>> BEGIN Material supplied

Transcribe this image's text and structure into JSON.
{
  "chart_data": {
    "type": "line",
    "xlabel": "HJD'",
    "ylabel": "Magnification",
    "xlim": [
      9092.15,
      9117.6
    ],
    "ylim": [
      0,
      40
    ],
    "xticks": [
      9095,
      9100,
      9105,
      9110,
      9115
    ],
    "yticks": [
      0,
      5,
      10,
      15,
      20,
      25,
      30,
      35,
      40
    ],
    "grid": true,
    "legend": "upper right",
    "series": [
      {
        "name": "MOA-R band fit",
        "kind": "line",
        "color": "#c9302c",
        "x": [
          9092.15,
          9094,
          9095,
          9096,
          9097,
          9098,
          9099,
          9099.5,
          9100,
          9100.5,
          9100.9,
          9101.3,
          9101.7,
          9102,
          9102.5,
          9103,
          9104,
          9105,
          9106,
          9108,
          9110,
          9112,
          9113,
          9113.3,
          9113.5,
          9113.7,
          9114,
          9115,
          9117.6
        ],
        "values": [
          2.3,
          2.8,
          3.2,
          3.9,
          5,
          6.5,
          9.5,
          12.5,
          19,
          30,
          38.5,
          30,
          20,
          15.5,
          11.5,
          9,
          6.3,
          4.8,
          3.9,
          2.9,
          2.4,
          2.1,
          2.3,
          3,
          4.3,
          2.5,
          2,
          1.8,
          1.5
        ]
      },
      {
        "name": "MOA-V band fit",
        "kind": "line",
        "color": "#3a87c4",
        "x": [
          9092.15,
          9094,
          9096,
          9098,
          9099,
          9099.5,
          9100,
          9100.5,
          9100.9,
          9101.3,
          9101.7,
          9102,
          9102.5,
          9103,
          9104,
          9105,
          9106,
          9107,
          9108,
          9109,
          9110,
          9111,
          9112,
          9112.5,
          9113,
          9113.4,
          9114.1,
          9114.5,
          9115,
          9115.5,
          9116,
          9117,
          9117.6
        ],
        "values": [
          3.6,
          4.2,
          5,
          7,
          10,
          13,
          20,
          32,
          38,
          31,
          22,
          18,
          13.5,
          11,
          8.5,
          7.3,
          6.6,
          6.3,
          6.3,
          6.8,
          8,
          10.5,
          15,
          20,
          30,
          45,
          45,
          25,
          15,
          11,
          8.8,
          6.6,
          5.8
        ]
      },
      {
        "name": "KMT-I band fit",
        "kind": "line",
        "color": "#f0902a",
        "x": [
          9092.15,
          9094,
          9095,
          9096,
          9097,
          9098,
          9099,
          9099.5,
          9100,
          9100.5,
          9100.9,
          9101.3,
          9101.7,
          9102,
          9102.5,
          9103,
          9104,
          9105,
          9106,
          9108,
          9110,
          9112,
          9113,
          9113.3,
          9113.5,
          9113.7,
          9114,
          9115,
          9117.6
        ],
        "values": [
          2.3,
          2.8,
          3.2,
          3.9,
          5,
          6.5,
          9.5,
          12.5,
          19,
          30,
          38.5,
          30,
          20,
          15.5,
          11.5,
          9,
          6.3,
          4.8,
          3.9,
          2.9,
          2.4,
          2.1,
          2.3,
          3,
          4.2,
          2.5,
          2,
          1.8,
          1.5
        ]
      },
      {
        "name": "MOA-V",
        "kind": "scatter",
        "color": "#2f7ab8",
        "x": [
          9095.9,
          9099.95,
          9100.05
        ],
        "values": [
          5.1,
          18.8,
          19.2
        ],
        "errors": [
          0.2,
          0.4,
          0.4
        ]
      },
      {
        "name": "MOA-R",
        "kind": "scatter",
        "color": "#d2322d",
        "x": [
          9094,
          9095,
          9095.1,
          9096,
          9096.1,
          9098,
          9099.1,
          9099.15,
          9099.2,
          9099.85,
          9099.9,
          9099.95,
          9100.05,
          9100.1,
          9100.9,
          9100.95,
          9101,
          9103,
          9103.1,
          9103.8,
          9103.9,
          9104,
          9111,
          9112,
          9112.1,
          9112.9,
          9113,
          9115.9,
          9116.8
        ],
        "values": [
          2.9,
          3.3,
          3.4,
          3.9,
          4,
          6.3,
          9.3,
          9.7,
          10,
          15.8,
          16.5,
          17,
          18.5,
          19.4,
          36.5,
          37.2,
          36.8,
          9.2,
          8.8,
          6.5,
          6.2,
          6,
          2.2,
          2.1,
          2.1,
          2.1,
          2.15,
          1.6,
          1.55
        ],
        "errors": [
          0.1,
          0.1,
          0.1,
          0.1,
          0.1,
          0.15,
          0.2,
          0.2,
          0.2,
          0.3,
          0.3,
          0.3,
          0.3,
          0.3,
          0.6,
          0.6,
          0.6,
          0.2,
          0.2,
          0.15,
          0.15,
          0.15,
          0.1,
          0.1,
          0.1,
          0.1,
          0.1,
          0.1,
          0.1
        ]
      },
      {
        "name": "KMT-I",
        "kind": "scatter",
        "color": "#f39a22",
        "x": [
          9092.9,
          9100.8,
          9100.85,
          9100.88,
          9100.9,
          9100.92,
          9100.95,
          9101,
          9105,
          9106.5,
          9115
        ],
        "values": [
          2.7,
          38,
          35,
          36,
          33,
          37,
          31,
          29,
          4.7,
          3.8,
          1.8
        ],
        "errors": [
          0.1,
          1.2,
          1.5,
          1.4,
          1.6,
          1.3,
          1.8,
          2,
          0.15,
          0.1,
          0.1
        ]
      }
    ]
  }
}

>> END Material supplied

### Written exercise
Your task is to repeat every line exactly.

### The answer
Transcribe this image's text and structure into JSON.
{
  "chart_data": {
    "type": "line",
    "xlabel": "HJD'",
    "ylabel": "Magnification",
    "xlim": [
      9092.15,
      9117.6
    ],
    "ylim": [
      0,
      40
    ],
    "xticks": [
      9095,
      9100,
      9105,
      9110,
      9115
    ],
    "yticks": [
      0,
      5,
      10,
      15,
      20,
      25,
      30,
      35,
      40
    ],
    "grid": true,
    "legend": "upper right",
    "series": [
      {
        "name": "MOA-R band fit",
        "kind": "line",
        "color": "#c9302c",
        "x": [
          9092.15,
          9094,
          9095,
          9096,
          9097,
          9098,
          9099,
          9099.5,
          9100,
          9100.5,
          9100.9,
          9101.3,
          9101.7,
          9102,
          9102.5,
          9103,
          9104,
          9105,
          9106,
          9108,
          9110,
          9112,
          9113,
          9113.3,
          9113.5,
          9113.7,
          9114,
          9115,
          9117.6
        ],
        "values": [
          2.3,
          2.8,
          3.2,
          3.9,
          5,
          6.5,
          9.5,
          12.5,
          19,
          30,
          38.5,
          30,
          20,
          15.5,
          11.5,
          9,
          6.3,
          4.8,
          3.9,
          2.9,
          2.4,
          2.1,
          2.3,
          3,
          4.3,
          2.5,
          2,
          1.8,
          1.5
        ]
      },
      {
        "name": "MOA-V band fit",
        "kind": "line",
        "color": "#3a87c4",
        "x": [
          9092.15,
          9094,
          9096,
          9098,
          9099,
          9099.5,
          9100,
          9100.5,
          9100.9,
          9101.3,
          9101.7,
          9102,
          9102.5,
          9103,
          9104,
          9105,
          9106,
          9107,
          9108,
          9109,
          9110,
          9111,
          9112,
          9112.5,
          9113,
          9113.4,
          9114.1,
          9114.5,
          9115,
          9115.5,
          9116,
          9117,
          9117.6
        ],
        "values": [
          3.6,
          4.2,
          5,
          7,
          10,
          13,
          20,
          32,
          38,
          31,
          22,
          18,
          13.5,
          11,
          8.5,
          7.3,
          6.6,
          6.3,
          6.3,
          6.8,
          8,
          10.5,
          15,
          20,
          30,
          45,
          45,
          25,
          15,
          11,
          8.8,
          6.6,
          5.8
        ]
      },
      {
        "name": "KMT-I band fit",
        "kind": "line",
        "color": "#f0902a",
        "x": [
          9092.15,
          9094,
          9095,
          9096,
          9097,
          9098,
          9099,
          9099.5,
          9100,
          9100.5,
          9100.9,
          9101.3,
          9101.7,
          9102,
          9102.5,
          9103,
          9104,
          9105,
          9106,
          9108,
          9110,
          9112,
          9113,
          9113.3,
          9113.5,
          9113.7,
          9114,
          9115,
          9117.6
        ],
        "values": [
          2.3,
          2.8,
          3.2,
          3.9,
          5,
          6.5,
          9.5,
          12.5,
          19,
          30,
          38.5,
          30,
          20,
          15.5,
          11.5,
          9,
          6.3,
          4.8,
          3.9,
          2.9,
          2.4,
          2.1,
          2.3,
          3,
          4.2,
          2.5,
          2,
          1.8,
          1.5
        ]
      },
      {
        "name": "MOA-V",
        "kind": "scatter",
        "color": "#2f7ab8",
        "x": [
          9095.9,
          9099.95,
          9100.05
        ],
        "values": [
          5.1,
          18.8,
          19.2
        ],
        "errors": [
          0.2,
          0.4,
          0.4
        ]
      },
      {
        "name": "MOA-R",
        "kind": "scatter",
        "color": "#d2322d",
        "x": [
          9094,
          9095,
          9095.1,
          9096,
          9096.1,
          9098,
          9099.1,
          9099.15,
          9099.2,
          9099.85,
          9099.9,
          9099.95,
          9100.05,
          9100.1,
          9100.9,
          9100.95,
          9101,
          9103,
          9103.1,
          9103.8,
          9103.9,
          9104,
          9111,
          9112,
          9112.1,
          9112.9,
          9113,
          9115.9,
          9116.8
        ],
        "values": [
          2.9,
          3.3,
          3.4,
          3.9,
          4,
          6.3,
          9.3,
          9.7,
          10,
          15.8,
          16.5,
          17,
          18.5,
          19.4,
          36.5,
          37.2,
          36.8,
          9.2,
          8.8,
          6.5,
          6.2,
          6,
          2.2,
          2.1,
          2.1,
          2.1,
          2.15,
          1.6,
          1.55
        ],
        "errors": [
          0.1,
          0.1,
          0.1,
          0.1,
          0.1,
          0.15,
          0.2,
          0.2,
          0.2,
          0.3,
          0.3,
          0.3,
          0.3,
          0.3,
          0.6,
          0.6,
          0.6,
          0.2,
          0.2,
          0.15,
          0.15,
          0.15,
          0.1,
          0.1,
          0.1,
          0.1,
          0.1,
          0.1,
          0.1
        ]
      },
      {
        "name": "KMT-I",
        "kind": "scatter",
        "color": "#f39a22",
        "x": [
          9092.9,
          9100.8,
          9100.85,
          9100.88,
          9100.9,
          9100.92,
          9100.95,
          9101,
          9105,
          9106.5,
          9115
        ],
        "values": [
          2.7,
          38,
          35,
          36,
          33,
          37,
          31,
          29,
          4.7,
          3.8,
          1.8
        ],
        "errors": [
          0.1,
          1.2,
          1.5,
          1.4,
          1.6,
          1.3,
          1.8,
          2,
          0.15,
          0.1,
          0.1
        ]
      }
    ]
  }
}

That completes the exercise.